**Dataset content:**
————
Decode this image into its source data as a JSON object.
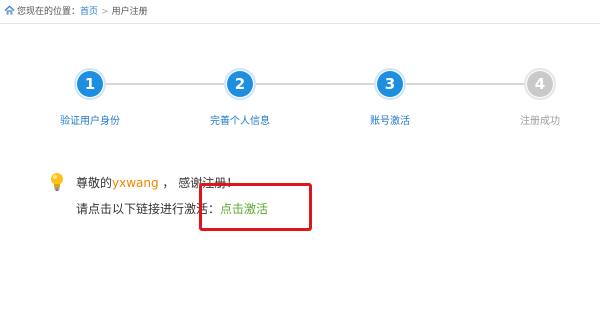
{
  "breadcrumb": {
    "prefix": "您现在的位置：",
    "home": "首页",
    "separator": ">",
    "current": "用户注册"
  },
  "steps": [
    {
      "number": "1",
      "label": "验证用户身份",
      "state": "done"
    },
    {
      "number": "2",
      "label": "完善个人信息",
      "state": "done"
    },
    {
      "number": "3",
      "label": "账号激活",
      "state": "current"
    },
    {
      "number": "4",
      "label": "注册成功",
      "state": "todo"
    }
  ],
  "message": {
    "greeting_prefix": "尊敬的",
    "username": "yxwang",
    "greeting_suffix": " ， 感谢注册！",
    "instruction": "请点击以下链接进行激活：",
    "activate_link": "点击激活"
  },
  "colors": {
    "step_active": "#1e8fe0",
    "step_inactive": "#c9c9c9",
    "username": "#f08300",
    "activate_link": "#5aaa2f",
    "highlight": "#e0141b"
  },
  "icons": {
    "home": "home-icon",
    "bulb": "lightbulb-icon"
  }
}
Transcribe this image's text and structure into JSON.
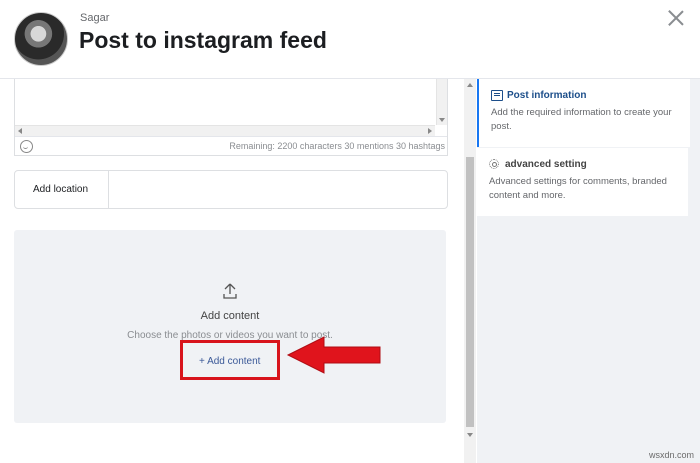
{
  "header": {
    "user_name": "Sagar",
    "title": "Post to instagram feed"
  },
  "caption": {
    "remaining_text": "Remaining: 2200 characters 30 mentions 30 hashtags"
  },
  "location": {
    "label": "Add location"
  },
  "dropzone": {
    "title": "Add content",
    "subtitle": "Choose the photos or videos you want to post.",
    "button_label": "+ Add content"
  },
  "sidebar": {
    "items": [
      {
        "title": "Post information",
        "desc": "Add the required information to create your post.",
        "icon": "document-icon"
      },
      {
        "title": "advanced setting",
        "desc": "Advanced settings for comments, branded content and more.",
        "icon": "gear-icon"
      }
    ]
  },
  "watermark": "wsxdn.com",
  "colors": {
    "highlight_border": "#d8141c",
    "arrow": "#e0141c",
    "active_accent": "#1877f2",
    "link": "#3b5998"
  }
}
————
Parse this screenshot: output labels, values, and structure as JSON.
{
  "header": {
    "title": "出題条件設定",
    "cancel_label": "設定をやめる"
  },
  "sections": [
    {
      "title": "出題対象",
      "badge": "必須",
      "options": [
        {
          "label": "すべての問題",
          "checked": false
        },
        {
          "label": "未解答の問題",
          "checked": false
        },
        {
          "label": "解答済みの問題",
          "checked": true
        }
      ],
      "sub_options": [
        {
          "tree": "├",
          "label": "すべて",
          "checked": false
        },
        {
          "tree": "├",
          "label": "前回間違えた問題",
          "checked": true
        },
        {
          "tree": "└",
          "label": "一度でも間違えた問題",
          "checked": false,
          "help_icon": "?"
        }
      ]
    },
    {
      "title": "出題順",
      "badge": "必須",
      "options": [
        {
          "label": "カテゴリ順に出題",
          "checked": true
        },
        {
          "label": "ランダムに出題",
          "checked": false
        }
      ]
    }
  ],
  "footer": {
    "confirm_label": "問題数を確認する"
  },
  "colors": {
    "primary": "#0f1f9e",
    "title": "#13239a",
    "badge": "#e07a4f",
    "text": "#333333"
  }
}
————
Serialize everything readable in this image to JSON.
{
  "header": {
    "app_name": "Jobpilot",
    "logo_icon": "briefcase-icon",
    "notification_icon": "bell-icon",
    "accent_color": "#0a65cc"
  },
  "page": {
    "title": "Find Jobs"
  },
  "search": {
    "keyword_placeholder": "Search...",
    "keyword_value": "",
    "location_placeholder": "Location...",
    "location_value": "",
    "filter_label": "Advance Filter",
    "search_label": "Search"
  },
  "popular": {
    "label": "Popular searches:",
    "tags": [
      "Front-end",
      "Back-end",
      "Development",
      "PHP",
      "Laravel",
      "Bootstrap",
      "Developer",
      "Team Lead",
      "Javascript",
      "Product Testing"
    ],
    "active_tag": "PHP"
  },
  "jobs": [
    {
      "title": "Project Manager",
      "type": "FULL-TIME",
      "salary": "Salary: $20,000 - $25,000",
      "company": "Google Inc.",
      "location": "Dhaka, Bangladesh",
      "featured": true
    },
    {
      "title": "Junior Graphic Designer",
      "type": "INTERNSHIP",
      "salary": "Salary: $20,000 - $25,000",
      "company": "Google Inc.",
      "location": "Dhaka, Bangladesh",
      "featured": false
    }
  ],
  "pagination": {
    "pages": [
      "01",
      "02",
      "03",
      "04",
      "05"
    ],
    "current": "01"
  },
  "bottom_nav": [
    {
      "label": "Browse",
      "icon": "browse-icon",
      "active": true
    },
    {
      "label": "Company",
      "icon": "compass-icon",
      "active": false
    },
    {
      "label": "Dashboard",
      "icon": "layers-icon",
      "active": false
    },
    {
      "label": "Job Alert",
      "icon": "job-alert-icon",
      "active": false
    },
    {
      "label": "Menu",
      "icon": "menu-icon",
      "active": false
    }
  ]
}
————
In how many lines of the data does the string "state" appear? Give only the number.

**Solution:** 4